> Document excerpt:
· · ·
Re: spinlock recursion in aio_complete()

From: Helge Deller <deller@gmx.de>
To: Helge Deller <deller@gmx.de>
Cc: "Russell King (Oracle)" <linux@armlinux.org.uk>,
	Dinh Nguyen <dinguyen@kernel.org>,
	Bart Van Assche <bvanassche@acm.org>,
	Linux SCSI List <linux-scsi@vger.kernel.org>,
	linux-aio@kvack.org, linux-parisc <linux-parisc@vger.kernel.org>,
	"linux-arm-kernel@lists.infradead.org" 
	<linux-arm-kernel@lists.infradead.org>
Subject: Re: spinlock recursion in aio_complete()
Date: Tue, 23 May 2023 22:24:30 +0200	[thread overview]
Message-ID: <ZG0g/lNdsfLAPv15@p100> (raw)
In-Reply-To: <ZG0bkNJ5jQC1a3pY@p100>

* Helge Deller <deller@gmx.de>:
> * Russell King (Oracle) <linux@armlinux.org.uk>:
> > On Tue, May 23, 2023 at 12:24:04PM +0200, Helge Deller wrote:
> > > On 5/22/23 23:22, Helge Deller wrote:
> > > > > > It hangs in fs/aio.c:1128, function aio_complete(), in this call:
> > > > > >      spin_lock_irqsave(&ctx->completion_lock, flags);
> > > > >
> > > > > All code that I found and that obtains ctx->completion_lock disables IRQs.
> > > > > It is not clear to me how this spinlock can be locked recursively? Is it
> > > > > sure that the "spinlock recursion" report is correct?
> > > >
> > > > Yes, it seems correct.
> > > > [...]
> > >
> > > Bart, thanks to your suggestions I was able to narrow down the problem!
> > >
> > > I got LOCKDEP working on parisc, which then reports:
> > > 	raw_local_irq_restore() called with IRQs enabled
> > > for the spin_unlock_irqrestore() in function aio_complete(), which shouldn't happen.
· · ·
> Material provided:
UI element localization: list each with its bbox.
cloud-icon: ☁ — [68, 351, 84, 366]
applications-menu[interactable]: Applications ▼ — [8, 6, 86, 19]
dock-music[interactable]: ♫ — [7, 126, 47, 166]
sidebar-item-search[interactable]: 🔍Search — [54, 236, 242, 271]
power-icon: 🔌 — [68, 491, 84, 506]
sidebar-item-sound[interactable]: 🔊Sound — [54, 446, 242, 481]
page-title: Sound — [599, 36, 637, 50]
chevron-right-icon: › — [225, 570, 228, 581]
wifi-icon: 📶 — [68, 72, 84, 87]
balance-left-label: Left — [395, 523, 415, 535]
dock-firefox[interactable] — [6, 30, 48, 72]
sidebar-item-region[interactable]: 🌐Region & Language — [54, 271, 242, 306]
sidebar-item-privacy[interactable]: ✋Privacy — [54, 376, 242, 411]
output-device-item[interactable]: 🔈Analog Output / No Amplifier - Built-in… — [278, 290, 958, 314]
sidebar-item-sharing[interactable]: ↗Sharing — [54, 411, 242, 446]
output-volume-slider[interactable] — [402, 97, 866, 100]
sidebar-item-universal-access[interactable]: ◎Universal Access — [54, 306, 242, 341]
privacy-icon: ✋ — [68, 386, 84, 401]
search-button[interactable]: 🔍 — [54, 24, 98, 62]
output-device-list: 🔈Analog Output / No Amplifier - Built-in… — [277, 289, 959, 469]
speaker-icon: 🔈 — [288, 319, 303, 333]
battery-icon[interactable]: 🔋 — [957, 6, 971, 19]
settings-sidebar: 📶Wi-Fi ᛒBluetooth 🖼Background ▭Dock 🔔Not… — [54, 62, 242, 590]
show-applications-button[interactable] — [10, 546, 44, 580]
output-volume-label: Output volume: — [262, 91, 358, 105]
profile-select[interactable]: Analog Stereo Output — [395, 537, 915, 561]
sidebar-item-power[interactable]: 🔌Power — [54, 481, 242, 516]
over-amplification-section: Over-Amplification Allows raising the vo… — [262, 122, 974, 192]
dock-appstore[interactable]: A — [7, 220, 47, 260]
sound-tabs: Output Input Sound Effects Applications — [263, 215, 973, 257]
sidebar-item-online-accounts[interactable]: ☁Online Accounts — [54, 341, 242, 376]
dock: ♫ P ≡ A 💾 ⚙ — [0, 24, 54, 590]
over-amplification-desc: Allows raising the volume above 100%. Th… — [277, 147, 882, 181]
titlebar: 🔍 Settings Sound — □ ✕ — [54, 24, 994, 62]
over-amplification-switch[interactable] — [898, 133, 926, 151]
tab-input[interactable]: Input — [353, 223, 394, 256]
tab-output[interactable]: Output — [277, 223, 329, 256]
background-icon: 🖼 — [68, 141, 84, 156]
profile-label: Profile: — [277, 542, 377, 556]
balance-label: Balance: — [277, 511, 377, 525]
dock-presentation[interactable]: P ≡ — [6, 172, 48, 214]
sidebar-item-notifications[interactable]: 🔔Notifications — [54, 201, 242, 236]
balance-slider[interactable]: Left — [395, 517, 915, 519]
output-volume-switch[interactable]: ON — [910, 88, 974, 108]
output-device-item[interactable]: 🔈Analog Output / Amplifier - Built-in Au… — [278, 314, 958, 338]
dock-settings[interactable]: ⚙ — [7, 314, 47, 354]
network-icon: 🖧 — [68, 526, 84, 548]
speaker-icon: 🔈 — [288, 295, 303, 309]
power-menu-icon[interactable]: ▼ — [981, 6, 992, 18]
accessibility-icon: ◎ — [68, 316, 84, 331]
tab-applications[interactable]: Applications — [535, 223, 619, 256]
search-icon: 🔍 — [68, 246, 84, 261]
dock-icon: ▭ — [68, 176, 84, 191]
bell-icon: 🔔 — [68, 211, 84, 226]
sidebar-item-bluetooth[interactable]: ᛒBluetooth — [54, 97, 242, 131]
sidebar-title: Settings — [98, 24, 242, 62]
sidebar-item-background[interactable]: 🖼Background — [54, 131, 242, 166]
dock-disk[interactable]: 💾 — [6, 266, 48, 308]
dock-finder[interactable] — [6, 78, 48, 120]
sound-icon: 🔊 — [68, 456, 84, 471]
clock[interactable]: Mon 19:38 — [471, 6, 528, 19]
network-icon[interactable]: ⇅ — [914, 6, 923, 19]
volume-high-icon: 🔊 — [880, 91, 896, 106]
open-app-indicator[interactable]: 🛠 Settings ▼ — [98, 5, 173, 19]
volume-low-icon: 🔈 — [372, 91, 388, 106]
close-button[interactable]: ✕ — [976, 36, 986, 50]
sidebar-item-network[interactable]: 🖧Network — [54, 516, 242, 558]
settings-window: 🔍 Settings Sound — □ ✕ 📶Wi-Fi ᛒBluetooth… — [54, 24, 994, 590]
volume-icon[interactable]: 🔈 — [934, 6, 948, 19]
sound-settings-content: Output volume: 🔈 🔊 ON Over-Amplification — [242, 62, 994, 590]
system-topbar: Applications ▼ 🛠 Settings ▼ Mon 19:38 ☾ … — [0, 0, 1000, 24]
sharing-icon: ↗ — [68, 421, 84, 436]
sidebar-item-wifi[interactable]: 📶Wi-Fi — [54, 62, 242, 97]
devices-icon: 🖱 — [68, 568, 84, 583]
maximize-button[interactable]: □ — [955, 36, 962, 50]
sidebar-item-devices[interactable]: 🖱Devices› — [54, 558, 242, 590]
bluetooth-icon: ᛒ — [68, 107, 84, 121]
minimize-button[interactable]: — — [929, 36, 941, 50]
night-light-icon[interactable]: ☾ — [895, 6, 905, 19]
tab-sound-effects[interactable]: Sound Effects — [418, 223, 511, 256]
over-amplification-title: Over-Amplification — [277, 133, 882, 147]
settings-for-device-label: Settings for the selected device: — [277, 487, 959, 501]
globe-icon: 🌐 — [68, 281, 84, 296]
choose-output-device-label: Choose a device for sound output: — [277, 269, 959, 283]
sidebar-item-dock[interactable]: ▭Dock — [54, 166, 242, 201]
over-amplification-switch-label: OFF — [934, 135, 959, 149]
· · ·
> Instructions:
1 - In the spinlock recursion message, what does LOCKDEP on parisc report for the spin_unlock_irqrestore() in aio_complete()?
2 - Rename "completion_lock" to "done_lock" in the spinlock recursion message, and give that message again starting at "Date: Tue, 23" and ending at "report is correct?".
3 - Write the next part of the spinlock recursion message, continuing after its last sentence.
The items play no part in this exercise.

> Solved tasks:
1 - It reports "raw_local_irq_restore() called with IRQs enabled".

2 -
Date: Tue, 23 May 2023 22:24:30 +0200	[thread overview]
Message-ID: <ZG0g/lNdsfLAPv15@p100> (raw)
In-Reply-To: <ZG0bkNJ5jQC1a3pY@p100>

* Helge Deller <deller@gmx.de>:
> * Russell King (Oracle) <linux@armlinux.org.uk>:
> > On Tue, May 23, 2023 at 12:24:04PM +0200, Helge Deller wrote:
> > > On 5/22/23 23:22, Helge Deller wrote:
> > > > > > It hangs in fs/aio.c:1128, function aio_complete(), in this call:
> > > > > >      spin_lock_irqsave(&ctx->done_lock, flags);
> > > > >
> > > > > All code that I found and that obtains ctx->done_lock disables IRQs.
> > > > > It is not clear to me how this spinlock can be locked recursively? Is it
> > > > > sure that the "spinlock recursion" report is correct?

3 -
> > >
> > > Finally, I found that parisc's flush_dcache_page() re-enables the IRQs
> > > which leads to the spinlock hang in aio_complete().
> > >
> > > So, this is NOT a bug in aio or scsci, but we need fix in the the arch code.
> >
> > You can find some of the background to this at:
> >
> > https://git.kernel.org/pub/scm/linux/kernel/git/tglx/history.git/commit/?id=16ceff2d5dc9f0347ab5a08abff3f4647c2fee04
> >
> > which introduced flush_dcache_mmap_lock(). It looks like Hugh had
> > questions over whether this should be _irqsave() rather than _irq()
> > but I guess at the time all callers had interrupts enabled, and
> > it's only recently that someone came up with the idea of calling
> > flush_dcache_page() with interrupts disabled.
> >
> > Adding another arg to flush_dcache_mmap_lock() to save the flags
> > may be doable, but requires a patch that touches not only architectures
> > that have a private implementation, but also various code in mm/.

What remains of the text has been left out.